## [PROBLEM DESCRIPTION]
Output all the material that follows, exactly as given.

# # # # #

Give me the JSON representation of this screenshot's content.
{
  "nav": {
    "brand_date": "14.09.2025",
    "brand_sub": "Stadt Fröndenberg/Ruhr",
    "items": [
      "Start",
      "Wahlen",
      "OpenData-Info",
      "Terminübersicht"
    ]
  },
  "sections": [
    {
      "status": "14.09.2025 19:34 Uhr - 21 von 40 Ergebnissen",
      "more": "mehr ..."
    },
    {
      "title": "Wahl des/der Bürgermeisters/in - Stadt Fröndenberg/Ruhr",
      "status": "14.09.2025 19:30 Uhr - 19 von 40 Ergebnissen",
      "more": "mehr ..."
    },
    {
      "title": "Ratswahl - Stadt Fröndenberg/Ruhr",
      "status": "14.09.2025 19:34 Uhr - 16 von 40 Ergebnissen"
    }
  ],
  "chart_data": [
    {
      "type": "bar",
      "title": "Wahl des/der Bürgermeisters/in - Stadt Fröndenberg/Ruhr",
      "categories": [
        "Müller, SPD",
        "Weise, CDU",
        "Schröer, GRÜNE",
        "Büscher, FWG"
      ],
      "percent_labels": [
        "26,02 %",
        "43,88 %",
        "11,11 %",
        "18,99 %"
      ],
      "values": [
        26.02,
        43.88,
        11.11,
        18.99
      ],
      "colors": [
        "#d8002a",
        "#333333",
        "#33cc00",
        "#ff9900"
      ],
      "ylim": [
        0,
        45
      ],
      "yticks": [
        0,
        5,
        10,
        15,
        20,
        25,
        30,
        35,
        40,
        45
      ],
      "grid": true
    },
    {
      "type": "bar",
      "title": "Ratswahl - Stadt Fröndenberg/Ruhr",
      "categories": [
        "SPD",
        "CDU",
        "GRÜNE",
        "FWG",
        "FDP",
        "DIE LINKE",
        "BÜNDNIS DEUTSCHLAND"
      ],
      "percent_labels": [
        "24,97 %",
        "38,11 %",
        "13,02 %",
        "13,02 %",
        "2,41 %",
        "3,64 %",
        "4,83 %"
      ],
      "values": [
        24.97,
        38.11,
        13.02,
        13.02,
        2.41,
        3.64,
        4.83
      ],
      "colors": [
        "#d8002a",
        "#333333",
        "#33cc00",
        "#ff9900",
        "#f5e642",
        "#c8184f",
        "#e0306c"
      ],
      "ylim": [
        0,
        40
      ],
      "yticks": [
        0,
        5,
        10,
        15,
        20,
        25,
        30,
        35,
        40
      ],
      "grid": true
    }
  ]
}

# # # # #

## [EXERCISE OUTPUT]
Give me the JSON representation of this screenshot's content.
{
  "nav": {
    "brand_date": "14.09.2025",
    "brand_sub": "Stadt Fröndenberg/Ruhr",
    "items": [
      "Start",
      "Wahlen",
      "OpenData-Info",
      "Terminübersicht"
    ]
  },
  "sections": [
    {
      "status": "14.09.2025 19:34 Uhr - 21 von 40 Ergebnissen",
      "more": "mehr ..."
    },
    {
      "title": "Wahl des/der Bürgermeisters/in - Stadt Fröndenberg/Ruhr",
      "status": "14.09.2025 19:30 Uhr - 19 von 40 Ergebnissen",
      "more": "mehr ..."
    },
    {
      "title": "Ratswahl - Stadt Fröndenberg/Ruhr",
      "status": "14.09.2025 19:34 Uhr - 16 von 40 Ergebnissen"
    }
  ],
  "chart_data": [
    {
      "type": "bar",
      "title": "Wahl des/der Bürgermeisters/in - Stadt Fröndenberg/Ruhr",
      "categories": [
        "Müller, SPD",
        "Weise, CDU",
        "Schröer, GRÜNE",
        "Büscher, FWG"
      ],
      "percent_labels": [
        "26,02 %",
        "43,88 %",
        "11,11 %",
        "18,99 %"
      ],
      "values": [
        26.02,
        43.88,
        11.11,
        18.99
      ],
      "colors": [
        "#d8002a",
        "#333333",
        "#33cc00",
        "#ff9900"
      ],
      "ylim": [
        0,
        45
      ],
      "yticks": [
        0,
        5,
        10,
        15,
        20,
        25,
        30,
        35,
        40,
        45
      ],
      "grid": true
    },
    {
      "type": "bar",
      "title": "Ratswahl - Stadt Fröndenberg/Ruhr",
      "categories": [
        "SPD",
        "CDU",
        "GRÜNE",
        "FWG",
        "FDP",
        "DIE LINKE",
        "BÜNDNIS DEUTSCHLAND"
      ],
      "percent_labels": [
        "24,97 %",
        "38,11 %",
        "13,02 %",
        "13,02 %",
        "2,41 %",
        "3,64 %",
        "4,83 %"
      ],
      "values": [
        24.97,
        38.11,
        13.02,
        13.02,
        2.41,
        3.64,
        4.83
      ],
      "colors": [
        "#d8002a",
        "#333333",
        "#33cc00",
        "#ff9900",
        "#f5e642",
        "#c8184f",
        "#e0306c"
      ],
      "ylim": [
        0,
        40
      ],
      "yticks": [
        0,
        5,
        10,
        15,
        20,
        25,
        30,
        35,
        40
      ],
      "grid": true
    }
  ]
}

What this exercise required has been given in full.